WHAT YOU SHOULD DO
Below are the records; copy each line in them that holds the word "danang".

RAW RECORDS
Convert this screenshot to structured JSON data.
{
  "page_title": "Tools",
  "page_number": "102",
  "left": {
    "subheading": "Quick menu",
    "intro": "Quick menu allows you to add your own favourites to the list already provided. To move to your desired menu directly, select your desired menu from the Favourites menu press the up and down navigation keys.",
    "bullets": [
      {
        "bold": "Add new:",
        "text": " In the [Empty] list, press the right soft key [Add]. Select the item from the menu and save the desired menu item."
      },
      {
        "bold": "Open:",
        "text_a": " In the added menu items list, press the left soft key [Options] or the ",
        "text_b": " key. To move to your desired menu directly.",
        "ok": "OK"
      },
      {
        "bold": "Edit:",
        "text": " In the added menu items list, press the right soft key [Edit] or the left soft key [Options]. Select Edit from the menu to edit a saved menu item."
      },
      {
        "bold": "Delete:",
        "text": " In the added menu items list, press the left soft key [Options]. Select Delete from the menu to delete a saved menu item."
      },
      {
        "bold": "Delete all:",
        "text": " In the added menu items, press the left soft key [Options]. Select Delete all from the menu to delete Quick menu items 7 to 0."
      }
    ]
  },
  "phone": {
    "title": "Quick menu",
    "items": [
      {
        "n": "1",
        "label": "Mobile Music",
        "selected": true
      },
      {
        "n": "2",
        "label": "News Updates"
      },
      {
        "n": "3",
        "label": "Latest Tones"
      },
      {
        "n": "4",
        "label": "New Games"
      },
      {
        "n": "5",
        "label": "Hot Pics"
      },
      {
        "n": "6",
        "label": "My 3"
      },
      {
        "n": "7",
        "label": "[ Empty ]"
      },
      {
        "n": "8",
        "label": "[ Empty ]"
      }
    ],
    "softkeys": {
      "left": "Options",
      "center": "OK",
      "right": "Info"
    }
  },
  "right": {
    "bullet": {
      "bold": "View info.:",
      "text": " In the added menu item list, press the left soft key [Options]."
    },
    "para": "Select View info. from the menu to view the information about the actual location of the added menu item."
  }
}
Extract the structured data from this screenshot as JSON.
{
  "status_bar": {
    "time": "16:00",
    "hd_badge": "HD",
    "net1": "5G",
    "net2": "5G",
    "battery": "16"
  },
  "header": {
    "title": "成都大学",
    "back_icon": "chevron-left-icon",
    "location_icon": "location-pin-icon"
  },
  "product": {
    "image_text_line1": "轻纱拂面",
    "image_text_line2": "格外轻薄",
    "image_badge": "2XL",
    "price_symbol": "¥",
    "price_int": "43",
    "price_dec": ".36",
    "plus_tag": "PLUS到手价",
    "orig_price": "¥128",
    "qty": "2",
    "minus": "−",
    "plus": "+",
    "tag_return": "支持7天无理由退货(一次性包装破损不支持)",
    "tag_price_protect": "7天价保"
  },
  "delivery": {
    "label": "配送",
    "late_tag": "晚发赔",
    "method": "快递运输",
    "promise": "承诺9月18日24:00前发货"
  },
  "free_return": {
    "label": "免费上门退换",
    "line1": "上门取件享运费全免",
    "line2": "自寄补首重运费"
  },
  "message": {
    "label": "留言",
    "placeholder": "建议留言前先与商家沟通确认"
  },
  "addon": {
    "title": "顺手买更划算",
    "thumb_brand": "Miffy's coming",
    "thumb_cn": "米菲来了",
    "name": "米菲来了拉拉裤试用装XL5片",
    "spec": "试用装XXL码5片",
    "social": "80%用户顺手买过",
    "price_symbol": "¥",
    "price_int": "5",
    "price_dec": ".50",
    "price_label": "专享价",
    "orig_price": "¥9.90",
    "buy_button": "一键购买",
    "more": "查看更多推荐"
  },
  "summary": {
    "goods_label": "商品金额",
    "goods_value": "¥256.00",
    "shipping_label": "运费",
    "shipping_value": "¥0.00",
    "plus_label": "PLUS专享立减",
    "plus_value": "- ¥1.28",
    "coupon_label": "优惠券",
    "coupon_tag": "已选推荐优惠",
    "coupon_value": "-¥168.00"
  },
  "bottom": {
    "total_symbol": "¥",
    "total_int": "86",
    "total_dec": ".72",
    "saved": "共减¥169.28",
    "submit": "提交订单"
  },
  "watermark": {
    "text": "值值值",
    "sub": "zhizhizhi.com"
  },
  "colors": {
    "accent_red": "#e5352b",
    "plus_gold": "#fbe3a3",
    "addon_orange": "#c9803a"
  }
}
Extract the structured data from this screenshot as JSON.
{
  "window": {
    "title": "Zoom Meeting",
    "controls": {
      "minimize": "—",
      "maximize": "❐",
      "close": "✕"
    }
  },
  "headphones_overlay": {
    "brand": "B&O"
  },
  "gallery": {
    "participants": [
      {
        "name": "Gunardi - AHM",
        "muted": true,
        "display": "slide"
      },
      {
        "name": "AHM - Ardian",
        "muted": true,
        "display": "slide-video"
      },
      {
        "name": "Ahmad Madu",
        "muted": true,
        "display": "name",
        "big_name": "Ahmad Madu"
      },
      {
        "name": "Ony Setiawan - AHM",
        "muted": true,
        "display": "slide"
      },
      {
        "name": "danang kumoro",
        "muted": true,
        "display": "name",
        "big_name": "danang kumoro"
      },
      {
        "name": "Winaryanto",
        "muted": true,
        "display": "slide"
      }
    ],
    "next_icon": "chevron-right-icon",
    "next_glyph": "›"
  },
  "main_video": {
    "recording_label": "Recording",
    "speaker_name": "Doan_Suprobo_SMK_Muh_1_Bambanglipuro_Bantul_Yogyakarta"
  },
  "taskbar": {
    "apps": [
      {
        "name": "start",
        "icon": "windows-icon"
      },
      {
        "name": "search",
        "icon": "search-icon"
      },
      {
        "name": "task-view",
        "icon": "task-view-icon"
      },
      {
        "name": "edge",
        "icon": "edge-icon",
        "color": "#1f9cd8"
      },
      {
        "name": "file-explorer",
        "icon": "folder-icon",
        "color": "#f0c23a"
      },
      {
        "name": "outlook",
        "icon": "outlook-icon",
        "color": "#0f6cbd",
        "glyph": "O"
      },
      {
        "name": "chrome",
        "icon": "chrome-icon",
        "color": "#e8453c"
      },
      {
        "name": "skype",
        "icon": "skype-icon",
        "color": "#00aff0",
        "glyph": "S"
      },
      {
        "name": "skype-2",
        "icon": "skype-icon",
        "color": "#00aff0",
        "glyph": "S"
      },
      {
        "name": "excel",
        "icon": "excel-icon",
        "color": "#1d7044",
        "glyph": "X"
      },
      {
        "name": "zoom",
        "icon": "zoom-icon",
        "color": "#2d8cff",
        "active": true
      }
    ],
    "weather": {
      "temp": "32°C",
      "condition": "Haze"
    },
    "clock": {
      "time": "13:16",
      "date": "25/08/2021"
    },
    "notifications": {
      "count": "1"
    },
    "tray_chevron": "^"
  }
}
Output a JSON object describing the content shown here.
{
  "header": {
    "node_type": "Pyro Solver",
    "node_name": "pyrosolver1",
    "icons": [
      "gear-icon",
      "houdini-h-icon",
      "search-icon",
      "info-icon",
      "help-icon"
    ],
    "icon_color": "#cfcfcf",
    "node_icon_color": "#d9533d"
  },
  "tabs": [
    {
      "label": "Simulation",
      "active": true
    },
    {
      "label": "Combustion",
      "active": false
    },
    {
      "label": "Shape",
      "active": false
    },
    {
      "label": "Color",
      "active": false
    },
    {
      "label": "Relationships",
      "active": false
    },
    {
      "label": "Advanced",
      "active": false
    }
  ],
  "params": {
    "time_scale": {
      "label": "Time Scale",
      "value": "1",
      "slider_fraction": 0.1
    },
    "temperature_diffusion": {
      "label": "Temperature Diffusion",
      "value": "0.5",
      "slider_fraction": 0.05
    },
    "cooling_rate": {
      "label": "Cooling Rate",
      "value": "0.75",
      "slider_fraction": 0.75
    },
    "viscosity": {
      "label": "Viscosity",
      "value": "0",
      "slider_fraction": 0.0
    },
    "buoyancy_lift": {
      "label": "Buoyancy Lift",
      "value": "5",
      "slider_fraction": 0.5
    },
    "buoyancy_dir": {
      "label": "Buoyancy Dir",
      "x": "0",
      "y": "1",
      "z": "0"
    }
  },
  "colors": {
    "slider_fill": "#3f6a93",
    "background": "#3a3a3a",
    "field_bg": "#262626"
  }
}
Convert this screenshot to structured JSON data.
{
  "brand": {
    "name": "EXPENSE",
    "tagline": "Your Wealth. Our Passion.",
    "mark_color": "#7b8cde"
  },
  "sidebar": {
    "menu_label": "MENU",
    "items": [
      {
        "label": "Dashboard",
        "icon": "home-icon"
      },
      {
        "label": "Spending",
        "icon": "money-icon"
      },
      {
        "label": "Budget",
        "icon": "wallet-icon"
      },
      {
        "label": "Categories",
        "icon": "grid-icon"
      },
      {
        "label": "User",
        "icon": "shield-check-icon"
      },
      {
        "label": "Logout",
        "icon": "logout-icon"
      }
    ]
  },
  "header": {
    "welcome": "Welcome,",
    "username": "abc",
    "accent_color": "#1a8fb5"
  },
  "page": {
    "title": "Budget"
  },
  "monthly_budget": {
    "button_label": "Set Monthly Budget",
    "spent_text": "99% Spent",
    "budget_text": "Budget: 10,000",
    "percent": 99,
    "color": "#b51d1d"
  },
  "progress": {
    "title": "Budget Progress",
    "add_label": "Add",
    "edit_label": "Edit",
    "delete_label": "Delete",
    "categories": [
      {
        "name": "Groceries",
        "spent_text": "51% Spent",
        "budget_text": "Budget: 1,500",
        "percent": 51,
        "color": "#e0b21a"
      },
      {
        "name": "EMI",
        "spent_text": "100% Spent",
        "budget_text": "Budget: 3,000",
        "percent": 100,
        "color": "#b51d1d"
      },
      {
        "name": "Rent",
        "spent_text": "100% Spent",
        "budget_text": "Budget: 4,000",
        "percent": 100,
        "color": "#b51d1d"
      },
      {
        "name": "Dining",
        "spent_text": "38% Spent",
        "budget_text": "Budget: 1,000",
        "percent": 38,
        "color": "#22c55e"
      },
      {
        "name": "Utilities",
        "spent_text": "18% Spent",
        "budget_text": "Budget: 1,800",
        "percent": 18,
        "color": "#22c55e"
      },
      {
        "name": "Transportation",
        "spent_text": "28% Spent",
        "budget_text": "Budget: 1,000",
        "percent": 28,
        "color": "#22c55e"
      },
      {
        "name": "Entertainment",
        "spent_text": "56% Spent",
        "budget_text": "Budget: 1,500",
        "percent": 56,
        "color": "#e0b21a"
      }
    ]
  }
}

EXERCISE ANSWER
        "name": "danang kumoro",
        "big_name": "danang kumoro"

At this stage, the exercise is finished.